Text to read -
How Is Chocolate Made?

How Is Chocolate Made?

How Is Chocolate Made? When the Spanish explorer Hernando Cortes came to Mexico in the 1500’s, he found the people there enjoying a dark, flavorful drink made from the seeds, or beans, of the cacao tree. The drink was chocolate!

Cacao beans grow in large pods. After the beans are removed from the pods, they are allowed to ferment and dry. The beans are roasted and then shelled. Chocolate is made by grinding the oily beans between hot rollers. Plain chocolate is very bitter. For sweet chocolate, sugar is added. For cocoa, the oily fat, or cocoa butter, in the chocolate is removed.

Much of the chocolate consumed today is in the form of sweet chocolate, a combination of cocoa solids, cocoa butter or other fat, and sugar. Milk chocolate is sweet chocolate that additionally contains milk powder or condensed milk. White chocolate contains cocoa butter, sugar, and milk, but no cocoa solids.

Stored records -
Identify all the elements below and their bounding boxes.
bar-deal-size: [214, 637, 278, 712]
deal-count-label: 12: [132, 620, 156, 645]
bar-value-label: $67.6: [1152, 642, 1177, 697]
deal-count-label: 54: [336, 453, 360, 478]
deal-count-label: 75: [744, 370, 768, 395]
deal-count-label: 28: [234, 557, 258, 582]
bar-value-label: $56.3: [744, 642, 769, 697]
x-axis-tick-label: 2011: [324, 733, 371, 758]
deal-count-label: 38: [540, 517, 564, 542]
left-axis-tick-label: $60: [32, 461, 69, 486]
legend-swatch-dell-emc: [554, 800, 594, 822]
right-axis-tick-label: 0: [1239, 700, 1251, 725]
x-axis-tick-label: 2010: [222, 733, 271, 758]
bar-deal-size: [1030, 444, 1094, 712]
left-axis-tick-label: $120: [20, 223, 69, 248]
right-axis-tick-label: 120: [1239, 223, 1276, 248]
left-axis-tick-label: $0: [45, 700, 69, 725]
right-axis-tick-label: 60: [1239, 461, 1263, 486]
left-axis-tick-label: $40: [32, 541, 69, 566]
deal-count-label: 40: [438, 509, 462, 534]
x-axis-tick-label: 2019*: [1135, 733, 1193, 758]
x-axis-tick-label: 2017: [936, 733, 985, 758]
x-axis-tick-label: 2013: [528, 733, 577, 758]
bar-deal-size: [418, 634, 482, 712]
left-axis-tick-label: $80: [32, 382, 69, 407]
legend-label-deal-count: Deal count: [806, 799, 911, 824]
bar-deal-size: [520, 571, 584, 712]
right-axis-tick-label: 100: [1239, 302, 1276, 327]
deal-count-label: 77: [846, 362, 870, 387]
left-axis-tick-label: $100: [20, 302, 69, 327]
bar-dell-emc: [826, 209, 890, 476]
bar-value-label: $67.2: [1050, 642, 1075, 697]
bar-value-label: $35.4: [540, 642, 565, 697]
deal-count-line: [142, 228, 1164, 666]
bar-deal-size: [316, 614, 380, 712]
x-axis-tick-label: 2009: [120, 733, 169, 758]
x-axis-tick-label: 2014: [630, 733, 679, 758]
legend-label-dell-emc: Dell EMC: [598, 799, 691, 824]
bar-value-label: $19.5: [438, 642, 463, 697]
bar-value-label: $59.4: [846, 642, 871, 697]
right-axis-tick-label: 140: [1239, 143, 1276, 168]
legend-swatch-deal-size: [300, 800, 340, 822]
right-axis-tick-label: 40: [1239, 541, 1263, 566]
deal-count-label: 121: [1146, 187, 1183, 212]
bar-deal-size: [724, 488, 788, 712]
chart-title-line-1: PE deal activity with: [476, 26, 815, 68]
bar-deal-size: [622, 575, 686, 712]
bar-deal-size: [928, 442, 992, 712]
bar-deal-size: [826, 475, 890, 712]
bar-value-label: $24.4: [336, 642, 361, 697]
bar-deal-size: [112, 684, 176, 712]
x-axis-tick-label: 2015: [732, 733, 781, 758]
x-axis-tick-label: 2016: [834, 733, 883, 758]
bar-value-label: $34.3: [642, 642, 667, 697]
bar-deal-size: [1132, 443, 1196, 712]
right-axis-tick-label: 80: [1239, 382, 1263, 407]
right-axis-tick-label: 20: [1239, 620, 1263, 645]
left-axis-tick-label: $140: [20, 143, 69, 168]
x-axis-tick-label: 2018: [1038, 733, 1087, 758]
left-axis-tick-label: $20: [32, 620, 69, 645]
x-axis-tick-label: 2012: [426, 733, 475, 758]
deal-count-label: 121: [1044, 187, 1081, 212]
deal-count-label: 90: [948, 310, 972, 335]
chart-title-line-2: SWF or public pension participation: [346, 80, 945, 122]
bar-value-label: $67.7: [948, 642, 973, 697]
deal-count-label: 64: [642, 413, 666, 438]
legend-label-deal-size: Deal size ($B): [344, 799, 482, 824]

What to produce -
Repeat the passage on how chocolate is made above word for word, from "Cacao beans grow" up to and including "no cocoa solids.".

Solution for this problem -
Cacao beans grow in large pods. After the beans are removed from the pods, they are allowed to ferment and dry. The beans are roasted and then shelled. Chocolate is made by grinding the oily beans between hot rollers. Plain chocolate is very bitter. For sweet chocolate, sugar is added. For cocoa, the oily fat, or cocoa butter, in the chocolate is removed.

Much of the chocolate consumed today is in the form of sweet chocolate, a combination of cocoa solids, cocoa butter or other fat, and sugar. Milk chocolate is sweet chocolate that additionally contains milk powder or condensed milk. White chocolate contains cocoa butter, sugar, and milk, but no cocoa solids.